## Begin THE DATA

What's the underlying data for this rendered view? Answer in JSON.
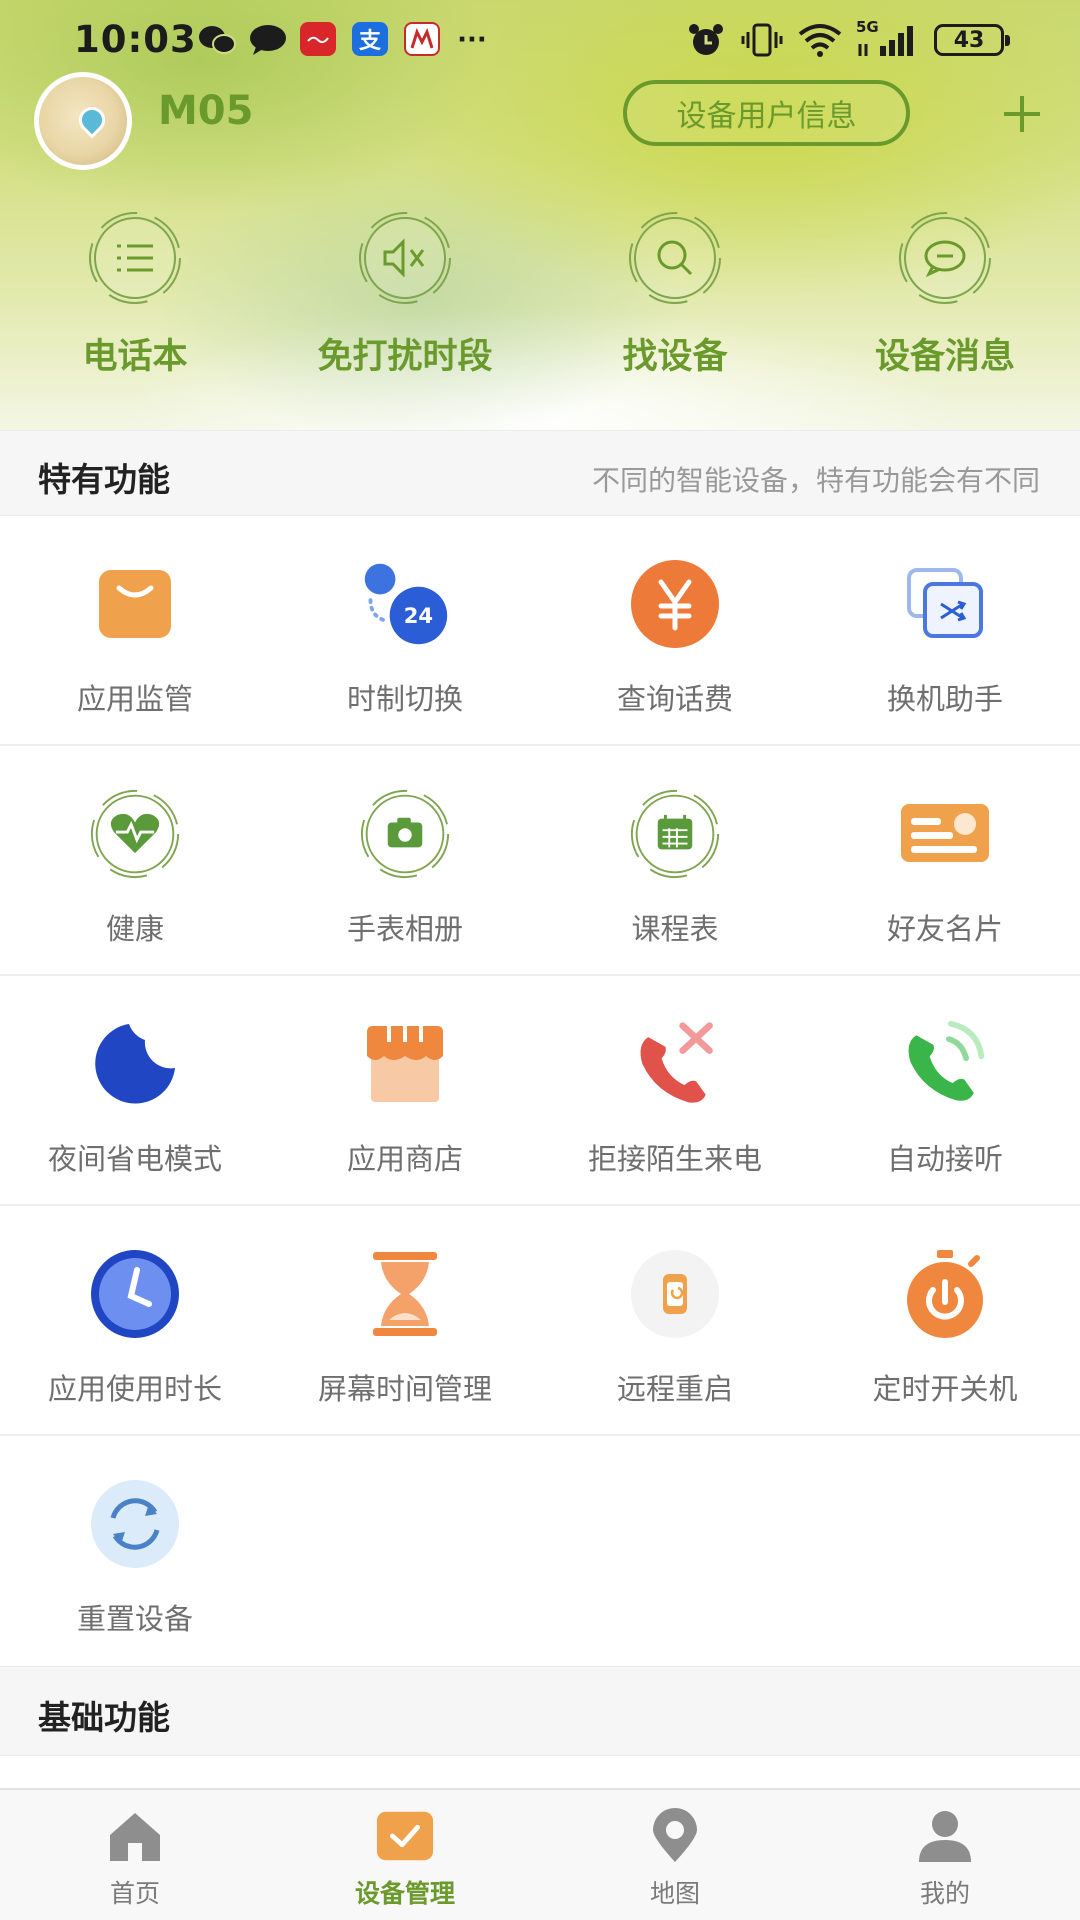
{
  "status_bar": {
    "time": "10:03",
    "battery": "43",
    "network": "5G"
  },
  "header": {
    "device_name": "M05",
    "user_info_button": "设备用户信息",
    "add_icon": "plus-icon",
    "quick_actions": [
      {
        "label": "电话本",
        "icon": "list-icon"
      },
      {
        "label": "免打扰时段",
        "icon": "mute-icon"
      },
      {
        "label": "找设备",
        "icon": "search-icon"
      },
      {
        "label": "设备消息",
        "icon": "chat-icon"
      }
    ]
  },
  "special_section": {
    "title": "特有功能",
    "subtitle": "不同的智能设备，特有功能会有不同",
    "items": [
      {
        "label": "应用监管",
        "icon": "shopping-bag-icon"
      },
      {
        "label": "时制切换",
        "icon": "24h-icon"
      },
      {
        "label": "查询话费",
        "icon": "yen-icon"
      },
      {
        "label": "换机助手",
        "icon": "swap-device-icon"
      },
      {
        "label": "健康",
        "icon": "heart-icon"
      },
      {
        "label": "手表相册",
        "icon": "camera-icon"
      },
      {
        "label": "课程表",
        "icon": "calendar-icon"
      },
      {
        "label": "好友名片",
        "icon": "card-icon"
      },
      {
        "label": "夜间省电模式",
        "icon": "moon-icon"
      },
      {
        "label": "应用商店",
        "icon": "store-icon"
      },
      {
        "label": "拒接陌生来电",
        "icon": "reject-call-icon"
      },
      {
        "label": "自动接听",
        "icon": "auto-answer-icon"
      },
      {
        "label": "应用使用时长",
        "icon": "clock-icon"
      },
      {
        "label": "屏幕时间管理",
        "icon": "hourglass-icon"
      },
      {
        "label": "远程重启",
        "icon": "restart-watch-icon"
      },
      {
        "label": "定时开关机",
        "icon": "power-timer-icon"
      },
      {
        "label": "重置设备",
        "icon": "reset-icon"
      }
    ]
  },
  "basic_section": {
    "title": "基础功能"
  },
  "bottom_nav": [
    {
      "label": "首页",
      "icon": "home-icon",
      "active": false
    },
    {
      "label": "设备管理",
      "icon": "device-manage-icon",
      "active": true
    },
    {
      "label": "地图",
      "icon": "map-pin-icon",
      "active": false
    },
    {
      "label": "我的",
      "icon": "user-icon",
      "active": false
    }
  ],
  "colors": {
    "accent": "#6b9a2c",
    "orange": "#f0a14c",
    "blue": "#3858d6",
    "gray_text": "#6f6f6f"
  }
}
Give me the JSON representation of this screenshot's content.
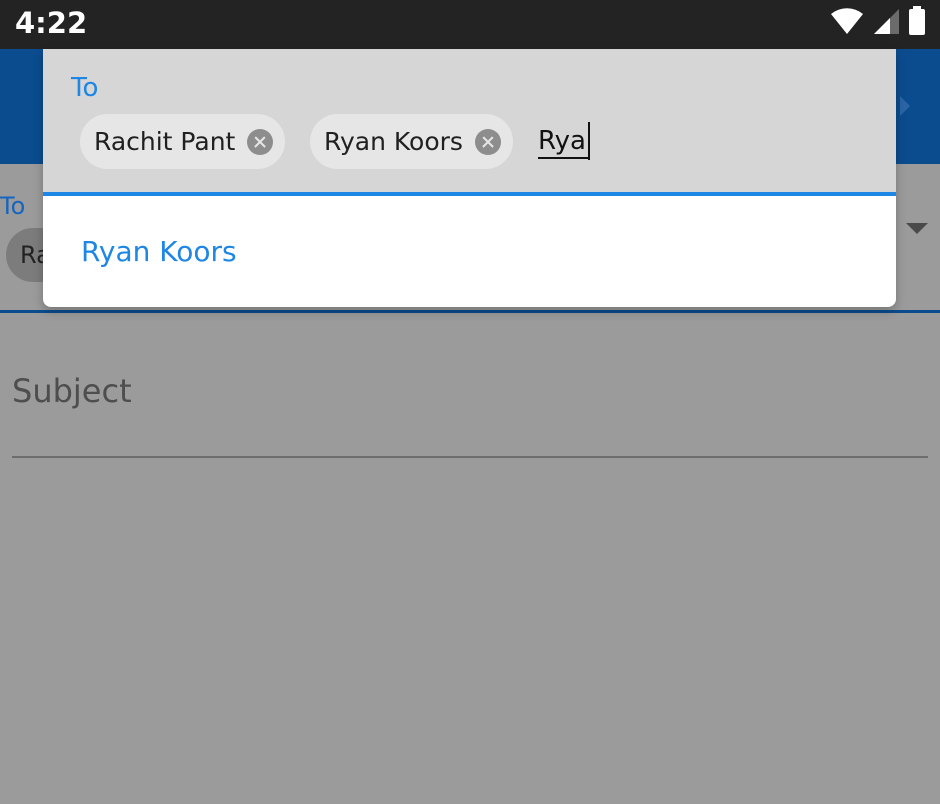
{
  "status_bar": {
    "time": "4:22",
    "icons": [
      "wifi-icon",
      "cellular-signal-icon",
      "battery-icon"
    ]
  },
  "app_bar": {
    "color": "#0b4c8f",
    "action_icon": "send-icon"
  },
  "compose_form": {
    "to_label": "To",
    "visible_chip_fragment": "Ra",
    "dropdown_icon": "dropdown-arrow-icon",
    "subject_placeholder": "Subject"
  },
  "recipient_overlay": {
    "to_label": "To",
    "chips": [
      {
        "label": "Rachit Pant",
        "remove_icon": "close-circle-icon"
      },
      {
        "label": "Ryan Koors",
        "remove_icon": "close-circle-icon"
      }
    ],
    "input_value": "Rya",
    "suggestions": [
      "Ryan Koors"
    ]
  },
  "colors": {
    "accent": "#1e86e4",
    "status_bar": "#232323",
    "scrim": "#9b9b9b",
    "chip": "#e6e6e6"
  }
}
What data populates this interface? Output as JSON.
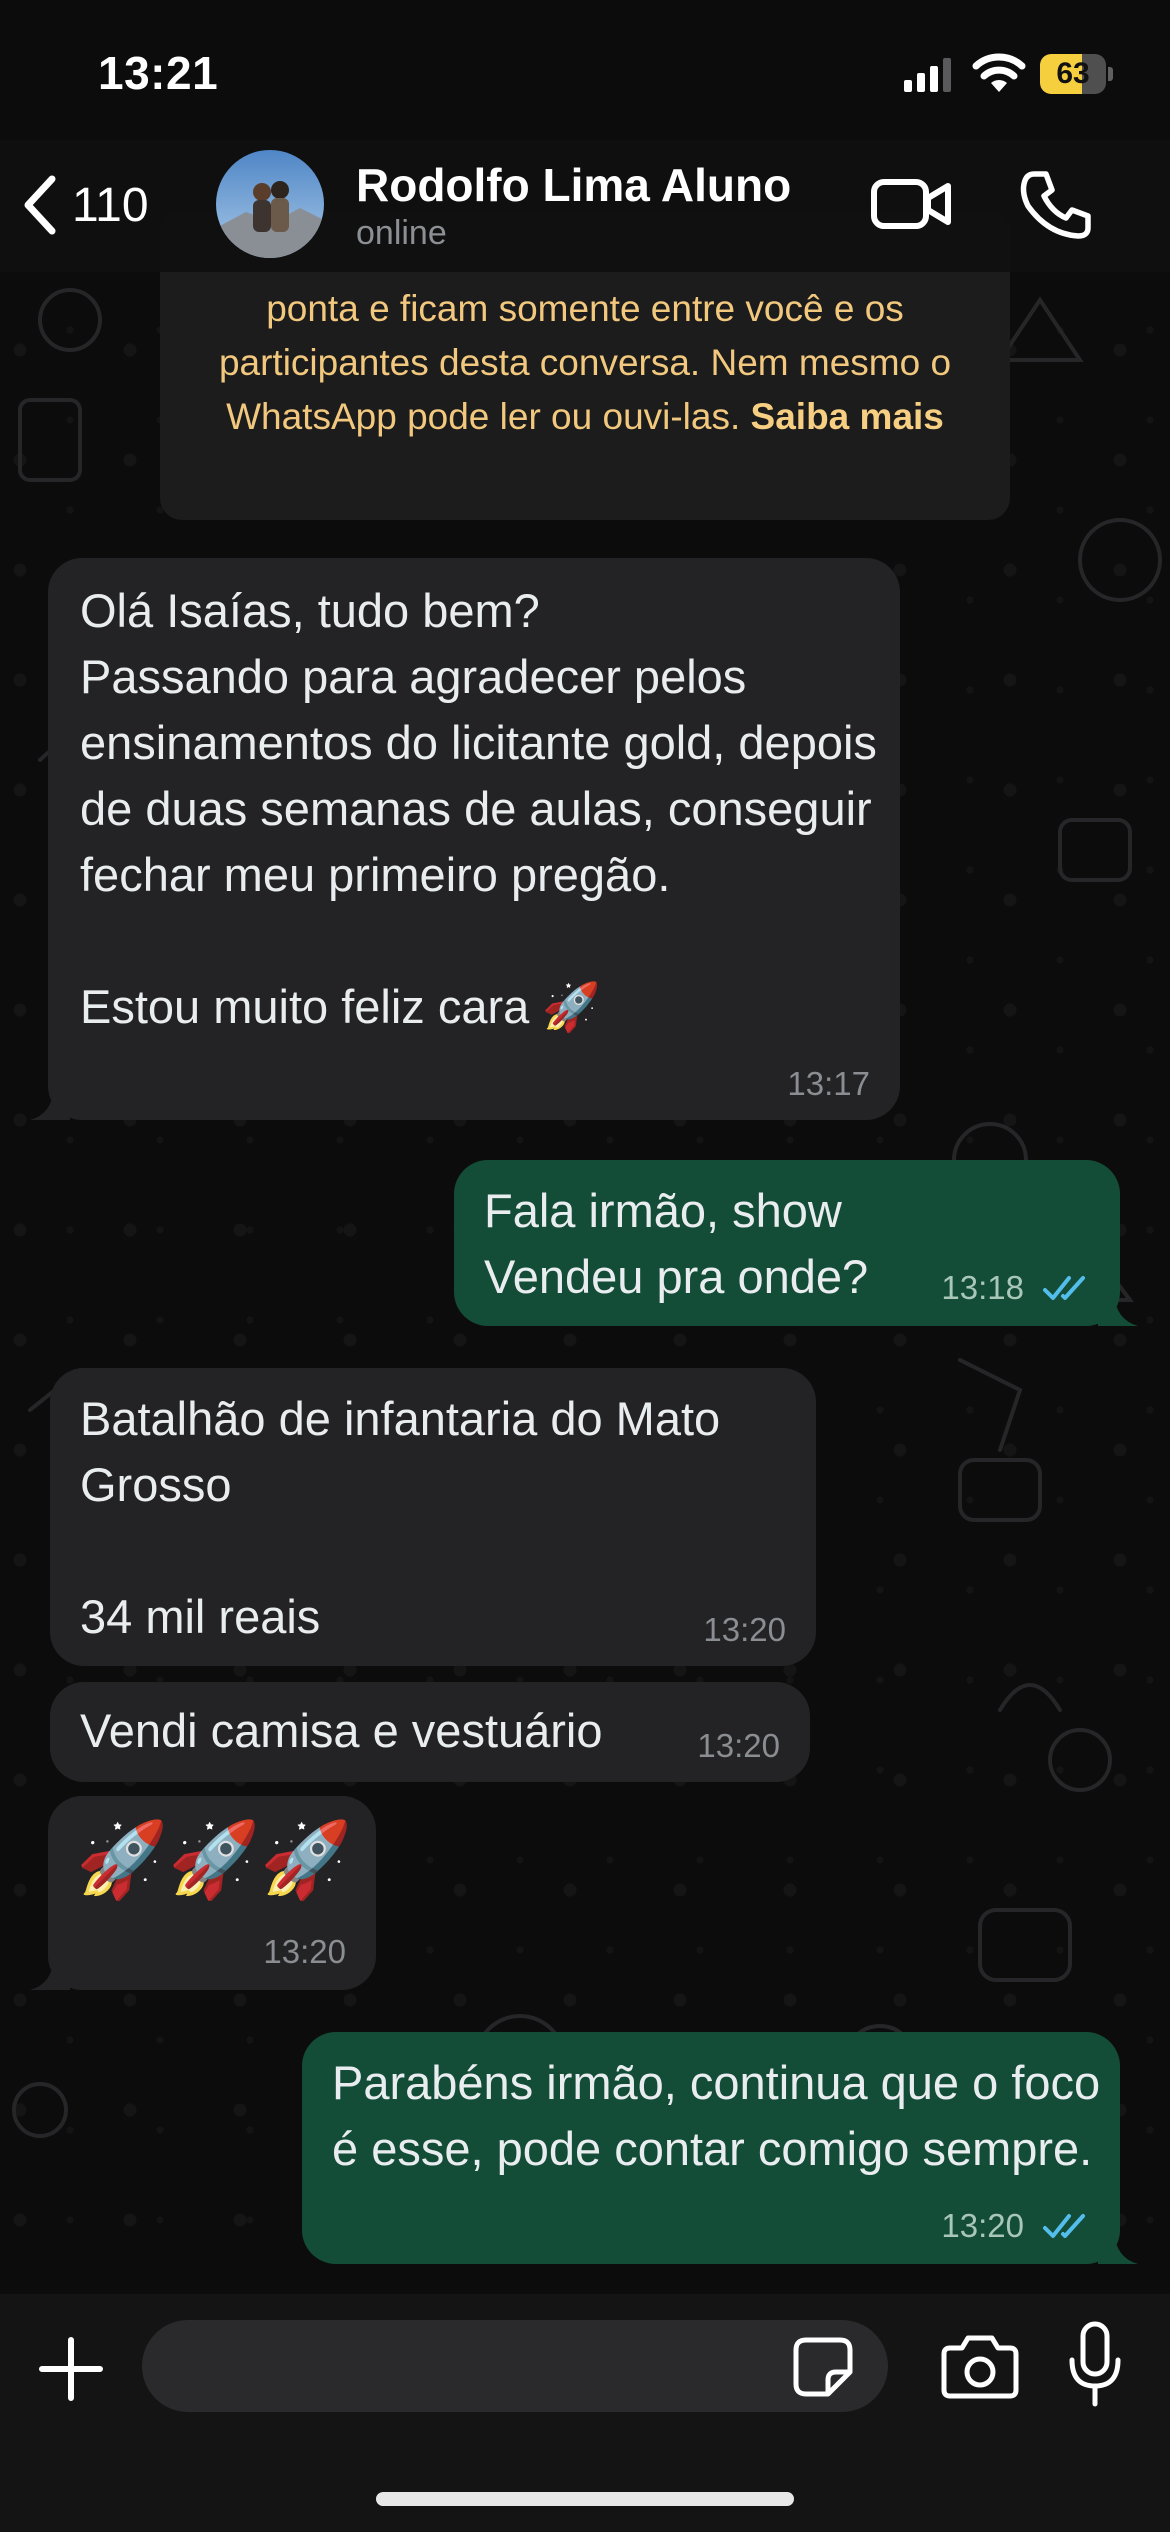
{
  "status_bar": {
    "time": "13:21",
    "battery_percent": 63,
    "battery_label": "63"
  },
  "header": {
    "back_count": "110",
    "contact_name": "Rodolfo Lima Aluno",
    "contact_status": "online"
  },
  "encryption_notice": {
    "text": "ponta e ficam somente entre você e os participantes desta conversa. Nem mesmo o WhatsApp pode ler ou ouvi-las. ",
    "link": "Saiba mais"
  },
  "messages": [
    {
      "direction": "incoming",
      "text": "Olá Isaías, tudo bem?\nPassando para agradecer pelos ensinamentos do licitante gold, depois de duas semanas de aulas, conseguir fechar meu primeiro pregão.\n\nEstou muito feliz cara 🚀",
      "time": "13:17"
    },
    {
      "direction": "outgoing",
      "text": "Fala irmão, show\nVendeu pra onde?",
      "time": "13:18",
      "read": true
    },
    {
      "direction": "incoming",
      "text": "Batalhão de infantaria do Mato Grosso\n\n34 mil reais",
      "time": "13:20"
    },
    {
      "direction": "incoming",
      "text": "Vendi camisa e vestuário",
      "time": "13:20"
    },
    {
      "direction": "incoming",
      "text": "🚀🚀🚀",
      "time": "13:20"
    },
    {
      "direction": "outgoing",
      "text": "Parabéns irmão, continua que o foco é esse, pode contar comigo sempre.",
      "time": "13:20",
      "read": true
    }
  ],
  "composer": {
    "placeholder": ""
  },
  "icons": {
    "back": "chevron-left-icon",
    "video": "video-camera-icon",
    "phone": "phone-icon",
    "attach": "plus-icon",
    "sticker": "sticker-icon",
    "camera": "camera-icon",
    "mic": "microphone-icon",
    "read_receipt": "double-check-icon"
  },
  "colors": {
    "incoming_bubble": "#232325",
    "outgoing_bubble": "#144d37",
    "read_ticks": "#53bdeb",
    "notice_text": "#f1c87d",
    "battery": "#f5cf3e"
  }
}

## End THE DATA

**REQUEST:** Write out all the entries again, word for word, and print no images.

**COMPLETE RESPONSE:**
What's the underlying data for this rendered view? Answer in JSON.
{
  "status_bar": {
    "time": "10:03",
    "battery": "43",
    "network": "5G"
  },
  "header": {
    "device_name": "M05",
    "user_info_button": "设备用户信息",
    "add_icon": "plus-icon",
    "quick_actions": [
      {
        "label": "电话本",
        "icon": "list-icon"
      },
      {
        "label": "免打扰时段",
        "icon": "mute-icon"
      },
      {
        "label": "找设备",
        "icon": "search-icon"
      },
      {
        "label": "设备消息",
        "icon": "chat-icon"
      }
    ]
  },
  "special_section": {
    "title": "特有功能",
    "subtitle": "不同的智能设备，特有功能会有不同",
    "items": [
      {
        "label": "应用监管",
        "icon": "shopping-bag-icon"
      },
      {
        "label": "时制切换",
        "icon": "24h-icon"
      },
      {
        "label": "查询话费",
        "icon": "yen-icon"
      },
      {
        "label": "换机助手",
        "icon": "swap-device-icon"
      },
      {
        "label": "健康",
        "icon": "heart-icon"
      },
      {
        "label": "手表相册",
        "icon": "camera-icon"
      },
      {
        "label": "课程表",
        "icon": "calendar-icon"
      },
      {
        "label": "好友名片",
        "icon": "card-icon"
      },
      {
        "label": "夜间省电模式",
        "icon": "moon-icon"
      },
      {
        "label": "应用商店",
        "icon": "store-icon"
      },
      {
        "label": "拒接陌生来电",
        "icon": "reject-call-icon"
      },
      {
        "label": "自动接听",
        "icon": "auto-answer-icon"
      },
      {
        "label": "应用使用时长",
        "icon": "clock-icon"
      },
      {
        "label": "屏幕时间管理",
        "icon": "hourglass-icon"
      },
      {
        "label": "远程重启",
        "icon": "restart-watch-icon"
      },
      {
        "label": "定时开关机",
        "icon": "power-timer-icon"
      },
      {
        "label": "重置设备",
        "icon": "reset-icon"
      }
    ]
  },
  "basic_section": {
    "title": "基础功能"
  },
  "bottom_nav": [
    {
      "label": "首页",
      "icon": "home-icon",
      "active": false
    },
    {
      "label": "设备管理",
      "icon": "device-manage-icon",
      "active": true
    },
    {
      "label": "地图",
      "icon": "map-pin-icon",
      "active": false
    },
    {
      "label": "我的",
      "icon": "user-icon",
      "active": false
    }
  ],
  "colors": {
    "accent": "#6b9a2c",
    "orange": "#f0a14c",
    "blue": "#3858d6",
    "gray_text": "#6f6f6f"
  }
}
Give me the JSON representation of this screenshot's content.
{
  "status_bar": {
    "time": "4:22",
    "icons": [
      "wifi-icon",
      "cellular-signal-icon",
      "battery-icon"
    ]
  },
  "app_bar": {
    "color": "#0b4c8f",
    "action_icon": "send-icon"
  },
  "compose_form": {
    "to_label": "To",
    "visible_chip_fragment": "Ra",
    "dropdown_icon": "dropdown-arrow-icon",
    "subject_placeholder": "Subject"
  },
  "recipient_overlay": {
    "to_label": "To",
    "chips": [
      {
        "label": "Rachit Pant",
        "remove_icon": "close-circle-icon"
      },
      {
        "label": "Ryan Koors",
        "remove_icon": "close-circle-icon"
      }
    ],
    "input_value": "Rya",
    "suggestions": [
      "Ryan Koors"
    ]
  },
  "colors": {
    "accent": "#1e86e4",
    "status_bar": "#232323",
    "scrim": "#9b9b9b",
    "chip": "#e6e6e6"
  }
}
What data populates this interface? Output as JSON.
{
  "status_bar": {
    "time": "13:21",
    "battery_percent": 63,
    "battery_label": "63"
  },
  "header": {
    "back_count": "110",
    "contact_name": "Rodolfo Lima Aluno",
    "contact_status": "online"
  },
  "encryption_notice": {
    "text": "ponta e ficam somente entre você e os participantes desta conversa. Nem mesmo o WhatsApp pode ler ou ouvi-las. ",
    "link": "Saiba mais"
  },
  "messages": [
    {
      "direction": "incoming",
      "text": "Olá Isaías, tudo bem?\nPassando para agradecer pelos ensinamentos do licitante gold, depois de duas semanas de aulas, conseguir fechar meu primeiro pregão.\n\nEstou muito feliz cara 🚀",
      "time": "13:17"
    },
    {
      "direction": "outgoing",
      "text": "Fala irmão, show\nVendeu pra onde?",
      "time": "13:18",
      "read": true
    },
    {
      "direction": "incoming",
      "text": "Batalhão de infantaria do Mato Grosso\n\n34 mil reais",
      "time": "13:20"
    },
    {
      "direction": "incoming",
      "text": "Vendi camisa e vestuário",
      "time": "13:20"
    },
    {
      "direction": "incoming",
      "text": "🚀🚀🚀",
      "time": "13:20"
    },
    {
      "direction": "outgoing",
      "text": "Parabéns irmão, continua que o foco é esse, pode contar comigo sempre.",
      "time": "13:20",
      "read": true
    }
  ],
  "composer": {
    "placeholder": ""
  },
  "icons": {
    "back": "chevron-left-icon",
    "video": "video-camera-icon",
    "phone": "phone-icon",
    "attach": "plus-icon",
    "sticker": "sticker-icon",
    "camera": "camera-icon",
    "mic": "microphone-icon",
    "read_receipt": "double-check-icon"
  },
  "colors": {
    "incoming_bubble": "#232325",
    "outgoing_bubble": "#144d37",
    "read_ticks": "#53bdeb",
    "notice_text": "#f1c87d",
    "battery": "#f5cf3e"
  }
}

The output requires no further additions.